* BEGIN *

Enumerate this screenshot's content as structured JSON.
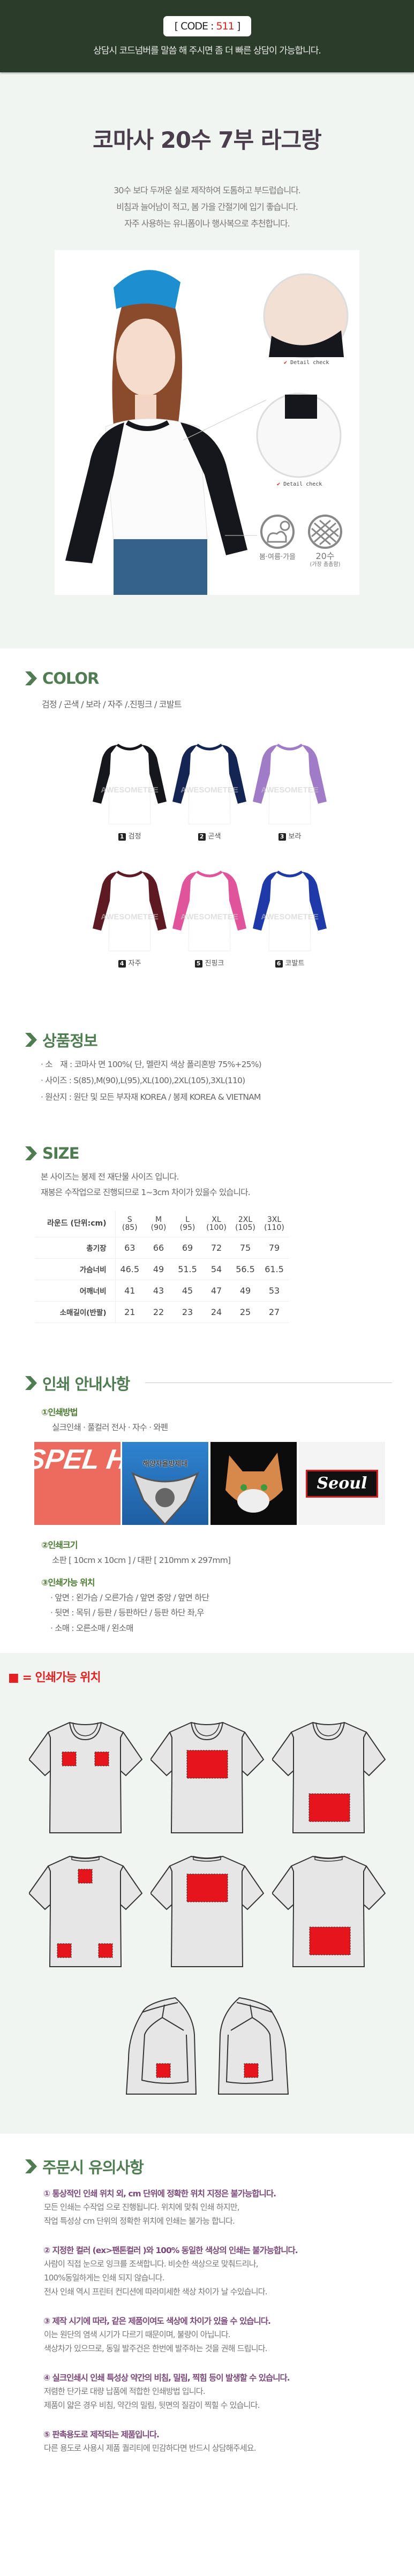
{
  "header": {
    "code_prefix": "[ CODE : ",
    "code_number": "511",
    "code_suffix": " ]",
    "message": "상담시 코드넘버를 말씀 해 주시면 좀 더 빠른 상담이 가능합니다."
  },
  "product": {
    "title": "코마사 20수 7부 라그랑",
    "description": [
      "30수 보다 두꺼운 실로 제작하여 도톰하고 부드럽습니다.",
      "비침과 늘어남이 적고, 봄 가을 간절기에 입기 좋습니다.",
      "자주 사용하는 유니폼이나 행사복으로 추천합니다."
    ],
    "detail_check": "Detail check",
    "season_label": "봄·여름·가을",
    "yarn_label": "20수",
    "yarn_note": "(가장 촘촘함)",
    "colors": {
      "accent": "#4f7c50",
      "header_bg": "#2c3c2b",
      "code_red": "#e41b1b"
    }
  },
  "color_section": {
    "heading": "COLOR",
    "list": "검정 / 곤색 / 보라 / 자주 /.진핑크 / 코발트",
    "watermark": "AWESOMETEE",
    "items": [
      {
        "num": "1",
        "label": "검정",
        "hex": "#15171c"
      },
      {
        "num": "2",
        "label": "곤색",
        "hex": "#142553"
      },
      {
        "num": "3",
        "label": "보라",
        "hex": "#a07cc6"
      },
      {
        "num": "4",
        "label": "자주",
        "hex": "#5e1a22"
      },
      {
        "num": "5",
        "label": "진핑크",
        "hex": "#e0549c"
      },
      {
        "num": "6",
        "label": "코발트",
        "hex": "#1d3aa8"
      }
    ]
  },
  "info_section": {
    "heading": "상품정보",
    "lines": [
      "· 소　재 : 코마사 면 100%( 단, 멜란지 색상 폴리혼방 75%+25%)",
      "· 사이즈 : S(85),M(90),L(95),XL(100),2XL(105),3XL(110)",
      "· 원산지 : 원단 및 모든 부자재 KOREA / 봉제 KOREA & VIETNAM"
    ]
  },
  "size_section": {
    "heading": "SIZE",
    "notes": [
      "본 사이즈는 봉제 전 재단물 사이즈 입니다.",
      "재봉은 수작업으로 진행되므로  1~3cm 차이가 있을수 있습니다."
    ],
    "corner": "라운드 (단위:cm)",
    "columns": [
      [
        "S",
        "(85)"
      ],
      [
        "M",
        "(90)"
      ],
      [
        "L",
        "(95)"
      ],
      [
        "XL",
        "(100)"
      ],
      [
        "2XL",
        "(105)"
      ],
      [
        "3XL",
        "(110)"
      ]
    ],
    "rows": [
      {
        "label": "총기장",
        "values": [
          "63",
          "66",
          "69",
          "72",
          "75",
          "79"
        ]
      },
      {
        "label": "가슴너비",
        "values": [
          "46.5",
          "49",
          "51.5",
          "54",
          "56.5",
          "61.5"
        ]
      },
      {
        "label": "어깨너비",
        "values": [
          "41",
          "43",
          "45",
          "47",
          "49",
          "53"
        ]
      },
      {
        "label": "소매길이(반팔)",
        "values": [
          "21",
          "22",
          "23",
          "24",
          "25",
          "27"
        ]
      }
    ]
  },
  "print_section": {
    "heading": "인쇄 안내사항",
    "method_title": "①인쇄방법",
    "method_text": "실크인쇄 · 풀컬러 전사 · 자수 · 와펜",
    "sample_texts": {
      "silk": "SPEL HA",
      "transfer": "해양자율방제대",
      "patch": "Seoul"
    },
    "size_title": "②인쇄크기",
    "size_text": "소판 [ 10cm x 10cm ] / 대판 [ 210mm x 297mm]",
    "position_title": "③인쇄가능 위치",
    "position_lines": [
      "· 앞면 : 왼가슴 / 오른가슴 / 앞면 중앙 / 앞면 하단",
      "· 뒷면 : 목뒤 / 등판 / 등판하단 /  등판 하단 좌,우",
      "· 소매 : 오른소매 / 왼소매"
    ]
  },
  "position_section": {
    "legend": "= 인쇄가능 위치",
    "mark_color": "#e6141b"
  },
  "notice_section": {
    "heading": "주문시 유의사항",
    "items": [
      {
        "title": "① 통상적인 인쇄 위치 외, cm 단위에 정확한 위치 지정은 불가능합니다.",
        "lines": [
          "모든 인쇄는 수작업 으로 진행됩니다.  위치에 맞춰 인쇄 하지만,",
          "작업 특성상 cm 단위의 정확한 위치에 인쇄는 불가능 합니다."
        ]
      },
      {
        "title": "② 지정한 컬러 (ex>팬톤컬러 )와 100% 동일한 색상의 인쇄는 불가능합니다.",
        "lines": [
          "사람이 직접 눈으로 잉크를 조색합니다. 비슷한 색상으로 맞춰드리나,",
          "100%동일하게는 인쇄 되지 않습니다.",
          "전사 인쇄 역시 프린터 컨디션에 따라미세한 색상 차이가 날 수있습니다."
        ]
      },
      {
        "title": "③ 제작 시기에 따라, 같은 제품이여도 색상에 차이가 있을 수 있습니다.",
        "lines": [
          "이는 원단의 염색 시기가 다르기 때문이며, 불량이 아닙니다.",
          "색상차가 있으므로, 동일 발주건은 한번에 발주하는 것을 권해 드립니다."
        ]
      },
      {
        "title": "④ 실크인쇄시 인쇄 특성상 약간의 비침, 밀림, 찍힘 등이 발생할 수 있습니다.",
        "lines": [
          "저렴한 단가로 대량 납품에 적합한 인쇄방법 입니다.",
          "제품이 얇은 경우 비침, 약간의 밀림, 뒷면의 질감이 찍힐 수 있습니다."
        ]
      },
      {
        "title": "⑤ 판촉용도로 제작되는 제품입니다.",
        "lines": [
          "다른 용도로 사용시 제품 퀄리티에 민감하다면 반드시 상담해주세요."
        ]
      }
    ]
  }
}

* END *

**What you are asked to do**
Retype all of the entries exactly as written, leaving out any images.

**Response to this task**
Enumerate this screenshot's content as structured JSON.
{
  "header": {
    "code_prefix": "[ CODE : ",
    "code_number": "511",
    "code_suffix": " ]",
    "message": "상담시 코드넘버를 말씀 해 주시면 좀 더 빠른 상담이 가능합니다."
  },
  "product": {
    "title": "코마사 20수 7부 라그랑",
    "description": [
      "30수 보다 두꺼운 실로 제작하여 도톰하고 부드럽습니다.",
      "비침과 늘어남이 적고, 봄 가을 간절기에 입기 좋습니다.",
      "자주 사용하는 유니폼이나 행사복으로 추천합니다."
    ],
    "detail_check": "Detail check",
    "season_label": "봄·여름·가을",
    "yarn_label": "20수",
    "yarn_note": "(가장 촘촘함)",
    "colors": {
      "accent": "#4f7c50",
      "header_bg": "#2c3c2b",
      "code_red": "#e41b1b"
    }
  },
  "color_section": {
    "heading": "COLOR",
    "list": "검정 / 곤색 / 보라 / 자주 /.진핑크 / 코발트",
    "watermark": "AWESOMETEE",
    "items": [
      {
        "num": "1",
        "label": "검정",
        "hex": "#15171c"
      },
      {
        "num": "2",
        "label": "곤색",
        "hex": "#142553"
      },
      {
        "num": "3",
        "label": "보라",
        "hex": "#a07cc6"
      },
      {
        "num": "4",
        "label": "자주",
        "hex": "#5e1a22"
      },
      {
        "num": "5",
        "label": "진핑크",
        "hex": "#e0549c"
      },
      {
        "num": "6",
        "label": "코발트",
        "hex": "#1d3aa8"
      }
    ]
  },
  "info_section": {
    "heading": "상품정보",
    "lines": [
      "· 소　재 : 코마사 면 100%( 단, 멜란지 색상 폴리혼방 75%+25%)",
      "· 사이즈 : S(85),M(90),L(95),XL(100),2XL(105),3XL(110)",
      "· 원산지 : 원단 및 모든 부자재 KOREA / 봉제 KOREA & VIETNAM"
    ]
  },
  "size_section": {
    "heading": "SIZE",
    "notes": [
      "본 사이즈는 봉제 전 재단물 사이즈 입니다.",
      "재봉은 수작업으로 진행되므로  1~3cm 차이가 있을수 있습니다."
    ],
    "corner": "라운드 (단위:cm)",
    "columns": [
      [
        "S",
        "(85)"
      ],
      [
        "M",
        "(90)"
      ],
      [
        "L",
        "(95)"
      ],
      [
        "XL",
        "(100)"
      ],
      [
        "2XL",
        "(105)"
      ],
      [
        "3XL",
        "(110)"
      ]
    ],
    "rows": [
      {
        "label": "총기장",
        "values": [
          "63",
          "66",
          "69",
          "72",
          "75",
          "79"
        ]
      },
      {
        "label": "가슴너비",
        "values": [
          "46.5",
          "49",
          "51.5",
          "54",
          "56.5",
          "61.5"
        ]
      },
      {
        "label": "어깨너비",
        "values": [
          "41",
          "43",
          "45",
          "47",
          "49",
          "53"
        ]
      },
      {
        "label": "소매길이(반팔)",
        "values": [
          "21",
          "22",
          "23",
          "24",
          "25",
          "27"
        ]
      }
    ]
  },
  "print_section": {
    "heading": "인쇄 안내사항",
    "method_title": "①인쇄방법",
    "method_text": "실크인쇄 · 풀컬러 전사 · 자수 · 와펜",
    "sample_texts": {
      "silk": "SPEL HA",
      "transfer": "해양자율방제대",
      "patch": "Seoul"
    },
    "size_title": "②인쇄크기",
    "size_text": "소판 [ 10cm x 10cm ] / 대판 [ 210mm x 297mm]",
    "position_title": "③인쇄가능 위치",
    "position_lines": [
      "· 앞면 : 왼가슴 / 오른가슴 / 앞면 중앙 / 앞면 하단",
      "· 뒷면 : 목뒤 / 등판 / 등판하단 /  등판 하단 좌,우",
      "· 소매 : 오른소매 / 왼소매"
    ]
  },
  "position_section": {
    "legend": "= 인쇄가능 위치",
    "mark_color": "#e6141b"
  },
  "notice_section": {
    "heading": "주문시 유의사항",
    "items": [
      {
        "title": "① 통상적인 인쇄 위치 외, cm 단위에 정확한 위치 지정은 불가능합니다.",
        "lines": [
          "모든 인쇄는 수작업 으로 진행됩니다.  위치에 맞춰 인쇄 하지만,",
          "작업 특성상 cm 단위의 정확한 위치에 인쇄는 불가능 합니다."
        ]
      },
      {
        "title": "② 지정한 컬러 (ex>팬톤컬러 )와 100% 동일한 색상의 인쇄는 불가능합니다.",
        "lines": [
          "사람이 직접 눈으로 잉크를 조색합니다. 비슷한 색상으로 맞춰드리나,",
          "100%동일하게는 인쇄 되지 않습니다.",
          "전사 인쇄 역시 프린터 컨디션에 따라미세한 색상 차이가 날 수있습니다."
        ]
      },
      {
        "title": "③ 제작 시기에 따라, 같은 제품이여도 색상에 차이가 있을 수 있습니다.",
        "lines": [
          "이는 원단의 염색 시기가 다르기 때문이며, 불량이 아닙니다.",
          "색상차가 있으므로, 동일 발주건은 한번에 발주하는 것을 권해 드립니다."
        ]
      },
      {
        "title": "④ 실크인쇄시 인쇄 특성상 약간의 비침, 밀림, 찍힘 등이 발생할 수 있습니다.",
        "lines": [
          "저렴한 단가로 대량 납품에 적합한 인쇄방법 입니다.",
          "제품이 얇은 경우 비침, 약간의 밀림, 뒷면의 질감이 찍힐 수 있습니다."
        ]
      },
      {
        "title": "⑤ 판촉용도로 제작되는 제품입니다.",
        "lines": [
          "다른 용도로 사용시 제품 퀄리티에 민감하다면 반드시 상담해주세요."
        ]
      }
    ]
  }
}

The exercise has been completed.